§ What this task involves: Reproduce the material word for word, from its first line through the line that contains "node-no-action: 不做动作 — [672, 257, 847, 357]".

[Start of Material]

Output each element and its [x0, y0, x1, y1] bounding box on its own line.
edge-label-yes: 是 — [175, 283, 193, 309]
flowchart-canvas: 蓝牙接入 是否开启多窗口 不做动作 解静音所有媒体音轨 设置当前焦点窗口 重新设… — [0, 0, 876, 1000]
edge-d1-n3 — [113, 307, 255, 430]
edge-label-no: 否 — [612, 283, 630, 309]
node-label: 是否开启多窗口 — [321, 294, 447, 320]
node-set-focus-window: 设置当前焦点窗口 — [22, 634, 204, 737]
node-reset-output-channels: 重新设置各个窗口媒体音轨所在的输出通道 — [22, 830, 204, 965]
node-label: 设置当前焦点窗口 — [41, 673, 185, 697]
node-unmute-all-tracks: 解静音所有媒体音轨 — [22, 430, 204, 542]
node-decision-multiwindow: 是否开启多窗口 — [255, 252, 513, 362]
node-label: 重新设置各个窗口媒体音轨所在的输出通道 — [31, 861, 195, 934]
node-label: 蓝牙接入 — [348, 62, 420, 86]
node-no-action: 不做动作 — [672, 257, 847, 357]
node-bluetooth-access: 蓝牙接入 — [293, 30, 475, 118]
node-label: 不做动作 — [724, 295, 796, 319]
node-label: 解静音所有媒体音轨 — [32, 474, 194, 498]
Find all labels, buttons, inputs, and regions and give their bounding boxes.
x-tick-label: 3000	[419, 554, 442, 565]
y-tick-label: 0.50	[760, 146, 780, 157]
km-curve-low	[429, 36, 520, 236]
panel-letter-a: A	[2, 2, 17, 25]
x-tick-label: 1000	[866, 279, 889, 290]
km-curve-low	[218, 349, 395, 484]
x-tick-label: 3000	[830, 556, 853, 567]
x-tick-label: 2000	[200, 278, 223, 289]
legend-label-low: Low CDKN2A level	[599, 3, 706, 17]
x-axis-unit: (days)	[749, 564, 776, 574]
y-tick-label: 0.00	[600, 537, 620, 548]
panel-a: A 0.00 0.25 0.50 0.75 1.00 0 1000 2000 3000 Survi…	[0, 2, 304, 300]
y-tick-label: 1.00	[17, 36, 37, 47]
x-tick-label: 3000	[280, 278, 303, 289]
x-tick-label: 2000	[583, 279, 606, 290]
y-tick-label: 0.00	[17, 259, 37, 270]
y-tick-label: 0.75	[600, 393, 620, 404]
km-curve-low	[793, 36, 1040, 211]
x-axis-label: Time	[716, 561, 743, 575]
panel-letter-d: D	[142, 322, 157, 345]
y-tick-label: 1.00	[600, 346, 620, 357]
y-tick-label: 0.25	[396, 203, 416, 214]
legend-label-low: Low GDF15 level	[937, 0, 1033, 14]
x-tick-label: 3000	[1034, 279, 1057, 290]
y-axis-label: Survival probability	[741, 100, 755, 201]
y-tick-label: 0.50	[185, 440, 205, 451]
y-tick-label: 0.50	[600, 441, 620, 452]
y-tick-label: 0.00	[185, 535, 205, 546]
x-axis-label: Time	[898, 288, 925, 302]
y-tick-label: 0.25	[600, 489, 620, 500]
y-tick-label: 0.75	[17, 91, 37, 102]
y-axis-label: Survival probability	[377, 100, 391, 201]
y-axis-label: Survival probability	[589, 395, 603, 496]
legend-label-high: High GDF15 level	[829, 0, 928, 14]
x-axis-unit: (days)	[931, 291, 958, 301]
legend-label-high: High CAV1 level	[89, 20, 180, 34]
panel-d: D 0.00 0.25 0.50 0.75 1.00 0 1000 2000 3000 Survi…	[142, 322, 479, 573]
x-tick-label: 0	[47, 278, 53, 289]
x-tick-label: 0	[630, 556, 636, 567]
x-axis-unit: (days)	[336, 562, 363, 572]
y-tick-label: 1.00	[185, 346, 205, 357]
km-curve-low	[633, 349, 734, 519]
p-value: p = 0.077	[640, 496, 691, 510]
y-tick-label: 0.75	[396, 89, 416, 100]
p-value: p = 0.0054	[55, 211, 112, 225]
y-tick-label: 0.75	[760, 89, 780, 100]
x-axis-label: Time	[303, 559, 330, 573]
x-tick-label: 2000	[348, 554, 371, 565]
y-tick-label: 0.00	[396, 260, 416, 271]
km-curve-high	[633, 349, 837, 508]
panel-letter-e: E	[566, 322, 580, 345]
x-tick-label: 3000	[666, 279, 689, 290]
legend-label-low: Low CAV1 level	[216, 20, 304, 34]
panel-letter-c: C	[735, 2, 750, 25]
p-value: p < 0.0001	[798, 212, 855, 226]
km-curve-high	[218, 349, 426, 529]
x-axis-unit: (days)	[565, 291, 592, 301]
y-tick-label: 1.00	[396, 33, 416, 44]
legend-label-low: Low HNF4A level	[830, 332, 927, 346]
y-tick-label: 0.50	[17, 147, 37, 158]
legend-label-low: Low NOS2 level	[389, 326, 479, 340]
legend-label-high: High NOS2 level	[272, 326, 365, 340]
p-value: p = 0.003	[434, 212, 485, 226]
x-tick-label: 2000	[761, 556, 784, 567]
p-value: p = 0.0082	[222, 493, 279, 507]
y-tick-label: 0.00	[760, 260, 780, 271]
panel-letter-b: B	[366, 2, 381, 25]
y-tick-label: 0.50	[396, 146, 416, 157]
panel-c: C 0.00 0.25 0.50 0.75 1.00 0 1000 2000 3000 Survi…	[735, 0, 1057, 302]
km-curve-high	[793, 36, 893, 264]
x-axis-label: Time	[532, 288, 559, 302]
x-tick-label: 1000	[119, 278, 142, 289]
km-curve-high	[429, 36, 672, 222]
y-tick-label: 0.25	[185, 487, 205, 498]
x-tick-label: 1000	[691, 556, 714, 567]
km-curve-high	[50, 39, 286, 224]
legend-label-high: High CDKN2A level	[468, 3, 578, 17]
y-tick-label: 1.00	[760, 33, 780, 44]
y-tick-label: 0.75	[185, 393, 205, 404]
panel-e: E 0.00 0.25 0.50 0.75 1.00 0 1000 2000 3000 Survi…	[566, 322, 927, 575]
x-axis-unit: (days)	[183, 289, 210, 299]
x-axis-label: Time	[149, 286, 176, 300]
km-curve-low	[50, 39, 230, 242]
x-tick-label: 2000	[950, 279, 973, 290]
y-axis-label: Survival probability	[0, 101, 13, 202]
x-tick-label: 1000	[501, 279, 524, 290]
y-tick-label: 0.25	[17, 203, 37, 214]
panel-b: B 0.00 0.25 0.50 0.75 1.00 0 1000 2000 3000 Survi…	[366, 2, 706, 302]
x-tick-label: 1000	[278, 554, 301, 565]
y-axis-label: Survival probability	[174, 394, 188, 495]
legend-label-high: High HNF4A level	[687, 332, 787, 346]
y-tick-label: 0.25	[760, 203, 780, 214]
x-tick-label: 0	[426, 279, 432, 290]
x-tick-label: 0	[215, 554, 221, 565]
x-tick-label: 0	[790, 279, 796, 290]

[End of Material]

§ Result:
Output each element and its [x0, y0, x1, y1] bounding box on its own line.
edge-label-yes: 是 — [175, 283, 193, 309]
flowchart-canvas: 蓝牙接入 是否开启多窗口 不做动作 解静音所有媒体音轨 设置当前焦点窗口 重新设… — [0, 0, 876, 1000]
edge-d1-n3 — [113, 307, 255, 430]
edge-label-no: 否 — [612, 283, 630, 309]
node-label: 是否开启多窗口 — [321, 294, 447, 320]
node-set-focus-window: 设置当前焦点窗口 — [22, 634, 204, 737]
node-reset-output-channels: 重新设置各个窗口媒体音轨所在的输出通道 — [22, 830, 204, 965]
node-label: 设置当前焦点窗口 — [41, 673, 185, 697]
node-unmute-all-tracks: 解静音所有媒体音轨 — [22, 430, 204, 542]
node-decision-multiwindow: 是否开启多窗口 — [255, 252, 513, 362]
node-label: 重新设置各个窗口媒体音轨所在的输出通道 — [31, 861, 195, 934]
node-label: 蓝牙接入 — [348, 62, 420, 86]
node-no-action: 不做动作 — [672, 257, 847, 357]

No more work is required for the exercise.